TASK GOAL: Find each line with "Paris" and copy it.

>> START DATA TO PROCESS

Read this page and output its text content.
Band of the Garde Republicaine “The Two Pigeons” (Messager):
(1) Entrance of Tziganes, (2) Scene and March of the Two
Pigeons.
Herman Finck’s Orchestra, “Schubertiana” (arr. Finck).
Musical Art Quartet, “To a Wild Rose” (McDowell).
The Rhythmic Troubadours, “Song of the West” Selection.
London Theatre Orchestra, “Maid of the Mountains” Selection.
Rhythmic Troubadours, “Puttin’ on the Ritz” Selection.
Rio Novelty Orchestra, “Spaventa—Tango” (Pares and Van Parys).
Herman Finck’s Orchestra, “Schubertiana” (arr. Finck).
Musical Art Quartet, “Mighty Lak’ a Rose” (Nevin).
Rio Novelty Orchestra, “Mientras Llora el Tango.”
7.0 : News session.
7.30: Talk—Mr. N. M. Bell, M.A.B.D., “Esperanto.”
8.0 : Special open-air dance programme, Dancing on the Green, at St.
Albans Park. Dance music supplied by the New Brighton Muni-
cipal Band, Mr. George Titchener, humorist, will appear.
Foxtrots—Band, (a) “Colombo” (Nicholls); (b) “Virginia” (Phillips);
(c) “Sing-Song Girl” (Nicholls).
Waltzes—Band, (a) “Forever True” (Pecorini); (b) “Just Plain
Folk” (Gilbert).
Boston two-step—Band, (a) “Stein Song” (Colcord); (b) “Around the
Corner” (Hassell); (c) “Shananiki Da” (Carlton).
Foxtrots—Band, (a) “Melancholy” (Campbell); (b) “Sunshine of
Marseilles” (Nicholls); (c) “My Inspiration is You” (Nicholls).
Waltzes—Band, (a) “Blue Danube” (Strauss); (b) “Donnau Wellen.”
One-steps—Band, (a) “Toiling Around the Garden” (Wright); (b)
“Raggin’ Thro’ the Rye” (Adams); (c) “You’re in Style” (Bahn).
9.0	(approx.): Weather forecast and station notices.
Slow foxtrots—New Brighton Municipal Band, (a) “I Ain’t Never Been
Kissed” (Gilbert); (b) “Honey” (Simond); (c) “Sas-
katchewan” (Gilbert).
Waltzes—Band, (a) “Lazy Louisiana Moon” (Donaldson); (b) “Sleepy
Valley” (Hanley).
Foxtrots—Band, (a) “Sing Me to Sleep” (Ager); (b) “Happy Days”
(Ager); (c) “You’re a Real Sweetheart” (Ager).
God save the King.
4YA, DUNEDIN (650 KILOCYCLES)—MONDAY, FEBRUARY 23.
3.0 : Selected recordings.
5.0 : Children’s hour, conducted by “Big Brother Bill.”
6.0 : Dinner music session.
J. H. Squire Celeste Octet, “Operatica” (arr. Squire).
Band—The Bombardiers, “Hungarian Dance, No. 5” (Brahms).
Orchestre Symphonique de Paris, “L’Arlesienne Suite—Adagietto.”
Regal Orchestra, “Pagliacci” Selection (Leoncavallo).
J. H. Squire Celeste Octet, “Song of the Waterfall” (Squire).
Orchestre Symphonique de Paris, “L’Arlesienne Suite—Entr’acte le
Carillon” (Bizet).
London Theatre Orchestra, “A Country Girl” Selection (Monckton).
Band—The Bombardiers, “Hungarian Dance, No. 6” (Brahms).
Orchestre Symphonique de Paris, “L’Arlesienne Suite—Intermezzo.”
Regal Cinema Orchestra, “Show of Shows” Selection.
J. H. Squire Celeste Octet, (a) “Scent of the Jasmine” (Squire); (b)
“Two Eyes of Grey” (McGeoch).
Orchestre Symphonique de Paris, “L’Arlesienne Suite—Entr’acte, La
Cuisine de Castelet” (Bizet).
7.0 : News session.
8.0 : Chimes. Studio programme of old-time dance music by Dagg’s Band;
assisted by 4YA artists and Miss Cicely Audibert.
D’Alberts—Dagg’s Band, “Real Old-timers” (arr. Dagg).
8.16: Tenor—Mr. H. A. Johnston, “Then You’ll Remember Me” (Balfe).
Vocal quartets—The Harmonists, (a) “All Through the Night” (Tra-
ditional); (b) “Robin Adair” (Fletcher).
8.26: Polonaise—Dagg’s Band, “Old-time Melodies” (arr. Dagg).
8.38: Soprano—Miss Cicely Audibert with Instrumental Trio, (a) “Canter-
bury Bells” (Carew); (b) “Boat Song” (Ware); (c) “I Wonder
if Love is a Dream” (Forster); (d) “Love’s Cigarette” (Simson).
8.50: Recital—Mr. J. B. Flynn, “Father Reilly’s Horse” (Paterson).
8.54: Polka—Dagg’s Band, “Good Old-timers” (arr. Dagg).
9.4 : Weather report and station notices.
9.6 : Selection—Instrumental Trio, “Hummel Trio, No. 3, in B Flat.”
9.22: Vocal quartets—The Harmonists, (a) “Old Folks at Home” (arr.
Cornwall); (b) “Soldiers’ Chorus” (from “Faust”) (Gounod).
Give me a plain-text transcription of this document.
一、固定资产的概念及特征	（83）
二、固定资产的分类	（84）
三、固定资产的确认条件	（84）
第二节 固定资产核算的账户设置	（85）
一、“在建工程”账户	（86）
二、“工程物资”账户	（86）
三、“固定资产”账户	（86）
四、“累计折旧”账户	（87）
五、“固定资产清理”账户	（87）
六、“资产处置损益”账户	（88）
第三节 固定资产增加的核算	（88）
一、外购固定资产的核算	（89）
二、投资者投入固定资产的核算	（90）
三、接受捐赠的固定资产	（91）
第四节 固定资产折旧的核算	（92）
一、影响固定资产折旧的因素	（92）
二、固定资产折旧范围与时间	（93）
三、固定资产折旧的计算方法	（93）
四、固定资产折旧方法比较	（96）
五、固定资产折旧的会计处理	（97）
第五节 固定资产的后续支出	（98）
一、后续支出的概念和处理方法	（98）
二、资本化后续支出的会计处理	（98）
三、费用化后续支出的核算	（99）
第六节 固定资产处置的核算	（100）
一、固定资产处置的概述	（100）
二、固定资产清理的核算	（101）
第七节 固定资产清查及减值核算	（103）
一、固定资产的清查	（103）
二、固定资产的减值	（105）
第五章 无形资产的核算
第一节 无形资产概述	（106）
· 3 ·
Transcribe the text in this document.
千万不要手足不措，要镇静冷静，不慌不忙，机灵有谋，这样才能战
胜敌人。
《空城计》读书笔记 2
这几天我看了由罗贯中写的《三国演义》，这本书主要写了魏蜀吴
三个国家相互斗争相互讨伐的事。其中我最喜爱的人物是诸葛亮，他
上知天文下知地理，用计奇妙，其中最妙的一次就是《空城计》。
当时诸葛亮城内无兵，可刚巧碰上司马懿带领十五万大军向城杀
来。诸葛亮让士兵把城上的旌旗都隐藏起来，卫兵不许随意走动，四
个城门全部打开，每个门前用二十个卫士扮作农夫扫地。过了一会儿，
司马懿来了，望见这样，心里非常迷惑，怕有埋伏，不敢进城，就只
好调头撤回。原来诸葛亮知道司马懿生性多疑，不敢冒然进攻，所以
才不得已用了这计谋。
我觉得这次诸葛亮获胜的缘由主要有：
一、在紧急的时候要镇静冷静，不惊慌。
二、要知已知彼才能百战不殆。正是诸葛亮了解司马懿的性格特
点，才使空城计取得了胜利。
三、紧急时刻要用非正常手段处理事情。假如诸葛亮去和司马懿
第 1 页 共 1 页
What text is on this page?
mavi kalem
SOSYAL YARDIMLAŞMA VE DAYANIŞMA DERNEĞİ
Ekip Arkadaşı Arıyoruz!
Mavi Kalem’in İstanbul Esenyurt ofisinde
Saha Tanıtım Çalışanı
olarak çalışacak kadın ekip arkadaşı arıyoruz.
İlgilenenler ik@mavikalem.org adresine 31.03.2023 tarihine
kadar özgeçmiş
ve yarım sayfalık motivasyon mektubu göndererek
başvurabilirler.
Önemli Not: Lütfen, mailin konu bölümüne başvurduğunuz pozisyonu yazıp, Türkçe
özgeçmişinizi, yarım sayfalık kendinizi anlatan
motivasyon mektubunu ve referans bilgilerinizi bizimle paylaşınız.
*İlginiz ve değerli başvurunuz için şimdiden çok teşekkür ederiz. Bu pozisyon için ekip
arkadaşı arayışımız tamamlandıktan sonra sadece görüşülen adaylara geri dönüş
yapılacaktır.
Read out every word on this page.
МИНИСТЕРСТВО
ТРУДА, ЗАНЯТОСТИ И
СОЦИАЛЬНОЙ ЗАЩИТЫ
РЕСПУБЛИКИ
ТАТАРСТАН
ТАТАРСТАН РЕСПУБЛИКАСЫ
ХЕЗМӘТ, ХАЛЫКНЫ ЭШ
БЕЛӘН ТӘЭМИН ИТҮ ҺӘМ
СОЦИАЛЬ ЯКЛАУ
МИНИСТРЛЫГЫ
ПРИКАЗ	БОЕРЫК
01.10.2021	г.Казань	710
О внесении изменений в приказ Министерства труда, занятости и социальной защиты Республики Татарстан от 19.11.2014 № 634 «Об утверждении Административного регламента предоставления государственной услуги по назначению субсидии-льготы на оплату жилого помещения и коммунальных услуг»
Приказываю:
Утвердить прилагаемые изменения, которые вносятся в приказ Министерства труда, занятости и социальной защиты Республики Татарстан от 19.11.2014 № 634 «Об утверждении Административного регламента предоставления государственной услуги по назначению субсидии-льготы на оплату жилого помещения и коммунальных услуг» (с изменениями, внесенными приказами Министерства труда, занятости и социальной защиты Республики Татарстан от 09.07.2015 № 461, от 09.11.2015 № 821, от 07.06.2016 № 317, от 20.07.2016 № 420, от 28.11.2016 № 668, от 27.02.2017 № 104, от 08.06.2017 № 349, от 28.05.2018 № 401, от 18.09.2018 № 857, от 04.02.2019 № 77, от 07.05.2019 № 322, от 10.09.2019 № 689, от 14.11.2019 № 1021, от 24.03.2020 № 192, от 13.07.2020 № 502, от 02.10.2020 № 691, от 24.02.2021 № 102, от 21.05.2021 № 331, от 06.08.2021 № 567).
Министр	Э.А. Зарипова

>> END DATA TO PROCESS

SOLUTION TO THIS TASK:
Orchestre Symphonique de Paris, “L’Arlesienne Suite—Adagietto.”
Orchestre Symphonique de Paris, “L’Arlesienne Suite—Entr’acte le
Orchestre Symphonique de Paris, “L’Arlesienne Suite—Intermezzo.”
Orchestre Symphonique de Paris, “L’Arlesienne Suite—Entr’acte, La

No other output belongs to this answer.